** To do **
Every entry needs to be printed exactly, please.

** Dataset rows about figures **
--------
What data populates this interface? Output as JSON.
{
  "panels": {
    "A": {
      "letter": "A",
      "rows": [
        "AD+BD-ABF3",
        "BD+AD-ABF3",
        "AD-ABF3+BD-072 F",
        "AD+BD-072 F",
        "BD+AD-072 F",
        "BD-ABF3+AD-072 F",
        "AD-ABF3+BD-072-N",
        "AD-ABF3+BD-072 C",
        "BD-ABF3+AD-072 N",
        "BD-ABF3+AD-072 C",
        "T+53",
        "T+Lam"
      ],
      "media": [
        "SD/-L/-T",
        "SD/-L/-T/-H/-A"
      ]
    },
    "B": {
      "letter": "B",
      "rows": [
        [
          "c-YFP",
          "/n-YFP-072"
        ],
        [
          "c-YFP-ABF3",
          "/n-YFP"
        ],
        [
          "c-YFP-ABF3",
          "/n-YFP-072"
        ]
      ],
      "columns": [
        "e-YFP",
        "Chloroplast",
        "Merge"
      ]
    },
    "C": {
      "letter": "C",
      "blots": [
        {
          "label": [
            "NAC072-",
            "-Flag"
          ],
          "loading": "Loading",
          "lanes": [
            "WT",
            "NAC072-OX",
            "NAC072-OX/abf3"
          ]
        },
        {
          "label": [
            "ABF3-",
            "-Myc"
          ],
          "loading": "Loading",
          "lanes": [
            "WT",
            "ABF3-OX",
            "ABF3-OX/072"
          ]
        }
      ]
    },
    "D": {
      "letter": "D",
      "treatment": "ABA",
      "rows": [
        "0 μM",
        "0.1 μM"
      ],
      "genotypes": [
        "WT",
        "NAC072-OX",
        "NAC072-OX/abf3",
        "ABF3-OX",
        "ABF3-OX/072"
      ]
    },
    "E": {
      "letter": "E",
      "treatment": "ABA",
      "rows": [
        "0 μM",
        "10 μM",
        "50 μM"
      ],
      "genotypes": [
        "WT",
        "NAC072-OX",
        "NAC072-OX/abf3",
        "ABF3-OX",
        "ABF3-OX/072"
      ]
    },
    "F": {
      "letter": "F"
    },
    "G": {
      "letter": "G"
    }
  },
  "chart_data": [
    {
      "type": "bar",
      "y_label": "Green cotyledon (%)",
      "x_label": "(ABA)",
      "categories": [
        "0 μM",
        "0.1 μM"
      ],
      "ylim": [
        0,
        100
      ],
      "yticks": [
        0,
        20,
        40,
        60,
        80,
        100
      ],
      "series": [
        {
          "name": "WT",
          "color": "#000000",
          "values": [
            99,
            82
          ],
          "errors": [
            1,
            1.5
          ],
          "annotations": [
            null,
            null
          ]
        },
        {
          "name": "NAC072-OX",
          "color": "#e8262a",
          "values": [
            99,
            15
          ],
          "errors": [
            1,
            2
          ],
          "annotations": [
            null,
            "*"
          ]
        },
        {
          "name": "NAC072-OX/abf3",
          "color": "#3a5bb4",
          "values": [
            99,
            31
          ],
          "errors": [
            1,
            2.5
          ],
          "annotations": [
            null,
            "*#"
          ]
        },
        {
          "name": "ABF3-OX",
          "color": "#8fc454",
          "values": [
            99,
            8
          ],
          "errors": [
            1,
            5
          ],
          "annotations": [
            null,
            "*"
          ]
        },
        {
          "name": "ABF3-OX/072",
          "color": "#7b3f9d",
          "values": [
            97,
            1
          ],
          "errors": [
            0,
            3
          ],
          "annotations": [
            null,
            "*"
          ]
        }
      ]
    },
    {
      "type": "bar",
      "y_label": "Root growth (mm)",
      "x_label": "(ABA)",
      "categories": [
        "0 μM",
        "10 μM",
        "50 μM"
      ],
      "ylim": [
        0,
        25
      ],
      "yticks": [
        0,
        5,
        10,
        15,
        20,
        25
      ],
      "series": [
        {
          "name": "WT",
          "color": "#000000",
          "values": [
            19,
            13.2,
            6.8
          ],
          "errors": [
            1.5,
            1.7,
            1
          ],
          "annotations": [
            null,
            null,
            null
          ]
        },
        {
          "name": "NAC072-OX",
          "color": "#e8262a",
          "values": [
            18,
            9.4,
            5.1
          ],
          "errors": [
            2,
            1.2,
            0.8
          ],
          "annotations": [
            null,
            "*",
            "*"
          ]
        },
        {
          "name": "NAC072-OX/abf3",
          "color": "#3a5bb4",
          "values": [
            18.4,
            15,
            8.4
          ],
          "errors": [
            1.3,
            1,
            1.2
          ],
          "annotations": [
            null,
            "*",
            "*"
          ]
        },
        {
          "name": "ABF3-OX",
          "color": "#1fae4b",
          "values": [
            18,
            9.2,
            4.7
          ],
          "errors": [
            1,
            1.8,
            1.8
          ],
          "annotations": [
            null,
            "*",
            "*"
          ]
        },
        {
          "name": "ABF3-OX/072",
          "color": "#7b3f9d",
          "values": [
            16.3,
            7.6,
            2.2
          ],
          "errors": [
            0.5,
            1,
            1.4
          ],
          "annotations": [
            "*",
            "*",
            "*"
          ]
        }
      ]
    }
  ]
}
--------
** Result of the task **
What data populates this interface? Output as JSON.
{
  "panels": {
    "A": {
      "letter": "A",
      "rows": [
        "AD+BD-ABF3",
        "BD+AD-ABF3",
        "AD-ABF3+BD-072 F",
        "AD+BD-072 F",
        "BD+AD-072 F",
        "BD-ABF3+AD-072 F",
        "AD-ABF3+BD-072-N",
        "AD-ABF3+BD-072 C",
        "BD-ABF3+AD-072 N",
        "BD-ABF3+AD-072 C",
        "T+53",
        "T+Lam"
      ],
      "media": [
        "SD/-L/-T",
        "SD/-L/-T/-H/-A"
      ]
    },
    "B": {
      "letter": "B",
      "rows": [
        [
          "c-YFP",
          "/n-YFP-072"
        ],
        [
          "c-YFP-ABF3",
          "/n-YFP"
        ],
        [
          "c-YFP-ABF3",
          "/n-YFP-072"
        ]
      ],
      "columns": [
        "e-YFP",
        "Chloroplast",
        "Merge"
      ]
    },
    "C": {
      "letter": "C",
      "blots": [
        {
          "label": [
            "NAC072-",
            "-Flag"
          ],
          "loading": "Loading",
          "lanes": [
            "WT",
            "NAC072-OX",
            "NAC072-OX/abf3"
          ]
        },
        {
          "label": [
            "ABF3-",
            "-Myc"
          ],
          "loading": "Loading",
          "lanes": [
            "WT",
            "ABF3-OX",
            "ABF3-OX/072"
          ]
        }
      ]
    },
    "D": {
      "letter": "D",
      "treatment": "ABA",
      "rows": [
        "0 μM",
        "0.1 μM"
      ],
      "genotypes": [
        "WT",
        "NAC072-OX",
        "NAC072-OX/abf3",
        "ABF3-OX",
        "ABF3-OX/072"
      ]
    },
    "E": {
      "letter": "E",
      "treatment": "ABA",
      "rows": [
        "0 μM",
        "10 μM",
        "50 μM"
      ],
      "genotypes": [
        "WT",
        "NAC072-OX",
        "NAC072-OX/abf3",
        "ABF3-OX",
        "ABF3-OX/072"
      ]
    },
    "F": {
      "letter": "F"
    },
    "G": {
      "letter": "G"
    }
  },
  "chart_data": [
    {
      "type": "bar",
      "y_label": "Green cotyledon (%)",
      "x_label": "(ABA)",
      "categories": [
        "0 μM",
        "0.1 μM"
      ],
      "ylim": [
        0,
        100
      ],
      "yticks": [
        0,
        20,
        40,
        60,
        80,
        100
      ],
      "series": [
        {
          "name": "WT",
          "color": "#000000",
          "values": [
            99,
            82
          ],
          "errors": [
            1,
            1.5
          ],
          "annotations": [
            null,
            null
          ]
        },
        {
          "name": "NAC072-OX",
          "color": "#e8262a",
          "values": [
            99,
            15
          ],
          "errors": [
            1,
            2
          ],
          "annotations": [
            null,
            "*"
          ]
        },
        {
          "name": "NAC072-OX/abf3",
          "color": "#3a5bb4",
          "values": [
            99,
            31
          ],
          "errors": [
            1,
            2.5
          ],
          "annotations": [
            null,
            "*#"
          ]
        },
        {
          "name": "ABF3-OX",
          "color": "#8fc454",
          "values": [
            99,
            8
          ],
          "errors": [
            1,
            5
          ],
          "annotations": [
            null,
            "*"
          ]
        },
        {
          "name": "ABF3-OX/072",
          "color": "#7b3f9d",
          "values": [
            97,
            1
          ],
          "errors": [
            0,
            3
          ],
          "annotations": [
            null,
            "*"
          ]
        }
      ]
    },
    {
      "type": "bar",
      "y_label": "Root growth (mm)",
      "x_label": "(ABA)",
      "categories": [
        "0 μM",
        "10 μM",
        "50 μM"
      ],
      "ylim": [
        0,
        25
      ],
      "yticks": [
        0,
        5,
        10,
        15,
        20,
        25
      ],
      "series": [
        {
          "name": "WT",
          "color": "#000000",
          "values": [
            19,
            13.2,
            6.8
          ],
          "errors": [
            1.5,
            1.7,
            1
          ],
          "annotations": [
            null,
            null,
            null
          ]
        },
        {
          "name": "NAC072-OX",
          "color": "#e8262a",
          "values": [
            18,
            9.4,
            5.1
          ],
          "errors": [
            2,
            1.2,
            0.8
          ],
          "annotations": [
            null,
            "*",
            "*"
          ]
        },
        {
          "name": "NAC072-OX/abf3",
          "color": "#3a5bb4",
          "values": [
            18.4,
            15,
            8.4
          ],
          "errors": [
            1.3,
            1,
            1.2
          ],
          "annotations": [
            null,
            "*",
            "*"
          ]
        },
        {
          "name": "ABF3-OX",
          "color": "#1fae4b",
          "values": [
            18,
            9.2,
            4.7
          ],
          "errors": [
            1,
            1.8,
            1.8
          ],
          "annotations": [
            null,
            "*",
            "*"
          ]
        },
        {
          "name": "ABF3-OX/072",
          "color": "#7b3f9d",
          "values": [
            16.3,
            7.6,
            2.2
          ],
          "errors": [
            0.5,
            1,
            1.4
          ],
          "annotations": [
            "*",
            "*",
            "*"
          ]
        }
      ]
    }
  ]
}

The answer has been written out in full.